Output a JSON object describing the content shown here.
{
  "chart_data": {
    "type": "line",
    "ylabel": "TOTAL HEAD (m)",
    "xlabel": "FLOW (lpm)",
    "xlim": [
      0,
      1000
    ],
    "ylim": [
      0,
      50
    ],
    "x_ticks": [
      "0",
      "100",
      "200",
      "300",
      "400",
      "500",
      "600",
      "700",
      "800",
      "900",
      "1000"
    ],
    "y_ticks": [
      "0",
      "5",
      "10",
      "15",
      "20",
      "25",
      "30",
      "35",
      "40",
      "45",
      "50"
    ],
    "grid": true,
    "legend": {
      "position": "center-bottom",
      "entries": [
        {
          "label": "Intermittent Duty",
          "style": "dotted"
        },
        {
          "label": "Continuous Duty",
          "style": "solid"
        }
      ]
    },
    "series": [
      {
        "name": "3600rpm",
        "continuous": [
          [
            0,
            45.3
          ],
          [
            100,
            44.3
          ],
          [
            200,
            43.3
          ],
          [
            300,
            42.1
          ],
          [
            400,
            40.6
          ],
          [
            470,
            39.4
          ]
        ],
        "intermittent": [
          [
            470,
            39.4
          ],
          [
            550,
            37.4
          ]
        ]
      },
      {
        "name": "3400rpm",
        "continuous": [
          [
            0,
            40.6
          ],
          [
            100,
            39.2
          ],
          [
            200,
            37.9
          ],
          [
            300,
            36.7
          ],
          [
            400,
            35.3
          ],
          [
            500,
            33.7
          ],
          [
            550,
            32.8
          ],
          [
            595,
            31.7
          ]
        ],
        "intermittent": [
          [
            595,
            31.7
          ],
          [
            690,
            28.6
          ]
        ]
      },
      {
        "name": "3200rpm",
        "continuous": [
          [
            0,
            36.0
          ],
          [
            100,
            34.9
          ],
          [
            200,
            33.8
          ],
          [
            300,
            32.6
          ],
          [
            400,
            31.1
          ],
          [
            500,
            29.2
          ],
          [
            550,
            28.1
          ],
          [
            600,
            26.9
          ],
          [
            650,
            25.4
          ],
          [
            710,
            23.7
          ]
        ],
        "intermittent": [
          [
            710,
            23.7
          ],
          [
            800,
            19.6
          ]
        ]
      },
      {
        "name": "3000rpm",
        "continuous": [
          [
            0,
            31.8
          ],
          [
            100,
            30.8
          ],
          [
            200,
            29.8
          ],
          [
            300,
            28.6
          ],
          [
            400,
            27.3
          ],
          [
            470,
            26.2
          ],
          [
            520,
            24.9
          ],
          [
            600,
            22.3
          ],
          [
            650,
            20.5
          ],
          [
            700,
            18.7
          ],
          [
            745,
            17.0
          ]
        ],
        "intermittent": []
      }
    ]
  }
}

══════

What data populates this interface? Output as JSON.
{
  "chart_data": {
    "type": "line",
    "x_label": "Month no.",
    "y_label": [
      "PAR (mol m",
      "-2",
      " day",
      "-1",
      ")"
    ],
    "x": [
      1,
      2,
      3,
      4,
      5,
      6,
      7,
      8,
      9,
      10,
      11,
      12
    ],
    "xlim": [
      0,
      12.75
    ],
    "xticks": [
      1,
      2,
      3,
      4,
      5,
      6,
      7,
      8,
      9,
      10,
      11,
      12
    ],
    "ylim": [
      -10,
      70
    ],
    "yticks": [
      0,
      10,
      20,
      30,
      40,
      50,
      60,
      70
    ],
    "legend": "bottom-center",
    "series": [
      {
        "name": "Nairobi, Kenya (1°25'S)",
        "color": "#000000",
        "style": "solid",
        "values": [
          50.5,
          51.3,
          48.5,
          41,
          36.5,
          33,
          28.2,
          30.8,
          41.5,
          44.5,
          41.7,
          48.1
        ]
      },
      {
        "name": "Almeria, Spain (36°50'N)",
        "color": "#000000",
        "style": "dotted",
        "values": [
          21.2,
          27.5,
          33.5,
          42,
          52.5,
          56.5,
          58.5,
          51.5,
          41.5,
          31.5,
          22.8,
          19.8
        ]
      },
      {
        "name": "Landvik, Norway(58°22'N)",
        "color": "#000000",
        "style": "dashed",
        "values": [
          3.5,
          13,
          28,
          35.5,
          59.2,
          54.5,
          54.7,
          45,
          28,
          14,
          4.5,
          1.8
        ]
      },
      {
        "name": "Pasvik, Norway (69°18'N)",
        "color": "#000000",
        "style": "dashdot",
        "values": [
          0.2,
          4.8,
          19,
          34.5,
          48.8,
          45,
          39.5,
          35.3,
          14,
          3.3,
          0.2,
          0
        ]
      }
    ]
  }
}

══════

> _GIVEN TASK_:
Where a line contains "name", copy that line.

> _ANSWER BELOW_:
        "name": "3600rpm",
        "name": "3400rpm",
        "name": "3200rpm",
        "name": "3000rpm",
        "name": "Nairobi, Kenya (1°25'S)",
        "name": "Almeria, Spain (36°50'N)",
        "name": "Landvik, Norway(58°22'N)",
        "name": "Pasvik, Norway (69°18'N)",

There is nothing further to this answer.